→ What you have to do
In the lines below, how many hold the word "labels"? Answer only with the number.

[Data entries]
--------------------
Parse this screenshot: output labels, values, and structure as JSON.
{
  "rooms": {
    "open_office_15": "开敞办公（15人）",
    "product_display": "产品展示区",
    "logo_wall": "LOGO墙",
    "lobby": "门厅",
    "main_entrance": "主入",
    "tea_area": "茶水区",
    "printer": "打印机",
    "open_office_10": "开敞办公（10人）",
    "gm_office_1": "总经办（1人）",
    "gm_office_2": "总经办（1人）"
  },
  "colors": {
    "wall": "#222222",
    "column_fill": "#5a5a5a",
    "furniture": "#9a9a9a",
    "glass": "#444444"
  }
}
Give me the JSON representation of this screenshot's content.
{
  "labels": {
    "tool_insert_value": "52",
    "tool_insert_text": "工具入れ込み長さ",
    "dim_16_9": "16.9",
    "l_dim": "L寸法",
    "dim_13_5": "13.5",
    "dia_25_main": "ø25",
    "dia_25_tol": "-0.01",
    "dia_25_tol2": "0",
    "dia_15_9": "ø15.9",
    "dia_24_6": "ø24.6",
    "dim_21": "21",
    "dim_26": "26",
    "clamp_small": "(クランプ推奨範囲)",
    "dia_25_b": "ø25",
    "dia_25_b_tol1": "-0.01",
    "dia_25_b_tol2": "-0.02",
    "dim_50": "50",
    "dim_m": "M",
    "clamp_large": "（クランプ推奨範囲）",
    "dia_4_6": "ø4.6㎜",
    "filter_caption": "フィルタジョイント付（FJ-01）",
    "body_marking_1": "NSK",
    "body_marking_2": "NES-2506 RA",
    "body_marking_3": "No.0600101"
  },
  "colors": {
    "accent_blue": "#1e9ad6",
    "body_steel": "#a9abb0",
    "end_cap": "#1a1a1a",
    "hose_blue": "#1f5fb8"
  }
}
--------------------
→ Solved exercise
2